--- START OF Data entries ---

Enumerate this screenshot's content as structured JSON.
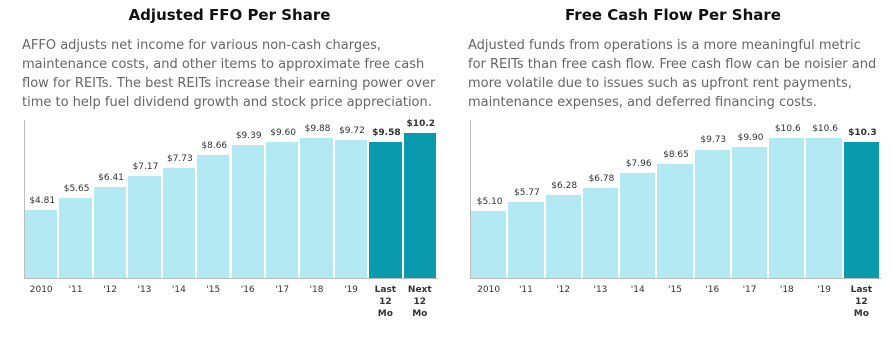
{
  "chart_data": [
    {
      "type": "bar",
      "title": "Adjusted FFO Per Share",
      "subtitle": "AFFO adjusts net income for various non-cash charges, maintenance costs, and other items to approximate free cash flow for REITs. The best REITs increase their earning power over time to help fuel dividend growth and stock price appreciation.",
      "categories": [
        "2010",
        "'11",
        "'12",
        "'13",
        "'14",
        "'15",
        "'16",
        "'17",
        "'18",
        "'19",
        "Last 12 Mo",
        "Next 12 Mo"
      ],
      "values": [
        4.81,
        5.65,
        6.41,
        7.17,
        7.73,
        8.66,
        9.39,
        9.6,
        9.88,
        9.72,
        9.58,
        10.2
      ],
      "value_labels": [
        "$4.81",
        "$5.65",
        "$6.41",
        "$7.17",
        "$7.73",
        "$8.66",
        "$9.39",
        "$9.60",
        "$9.88",
        "$9.72",
        "$9.58",
        "$10.2"
      ],
      "color": "#b2e9f2",
      "colors": [
        "#b2e9f2",
        "#b2e9f2",
        "#b2e9f2",
        "#b2e9f2",
        "#b2e9f2",
        "#b2e9f2",
        "#b2e9f2",
        "#b2e9f2",
        "#b2e9f2",
        "#b2e9f2",
        "#0a9aae",
        "#0a9aae"
      ]
    },
    {
      "type": "bar",
      "title": "Free Cash Flow Per Share",
      "subtitle": "Adjusted funds from operations is a more meaningful metric for REITs than free cash flow. Free cash flow can be noisier and more volatile due to issues such as upfront rent payments, maintenance expenses, and deferred financing costs.",
      "categories": [
        "2010",
        "'11",
        "'12",
        "'13",
        "'14",
        "'15",
        "'16",
        "'17",
        "'18",
        "'19",
        "Last 12 Mo"
      ],
      "values": [
        5.1,
        5.77,
        6.28,
        6.78,
        7.96,
        8.65,
        9.73,
        9.9,
        10.6,
        10.6,
        10.3
      ],
      "value_labels": [
        "$5.10",
        "$5.77",
        "$6.28",
        "$6.78",
        "$7.96",
        "$8.65",
        "$9.73",
        "$9.90",
        "$10.6",
        "$10.6",
        "$10.3"
      ],
      "color": "#b2e9f2",
      "colors": [
        "#b2e9f2",
        "#b2e9f2",
        "#b2e9f2",
        "#b2e9f2",
        "#b2e9f2",
        "#b2e9f2",
        "#b2e9f2",
        "#b2e9f2",
        "#b2e9f2",
        "#b2e9f2",
        "#0a9aae"
      ]
    }
  ]
}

--- END OF Data entries ---

Track down every line holding the string "Share" and copy it.

      "title": "Adjusted FFO Per Share",
      "title": "Free Cash Flow Per Share",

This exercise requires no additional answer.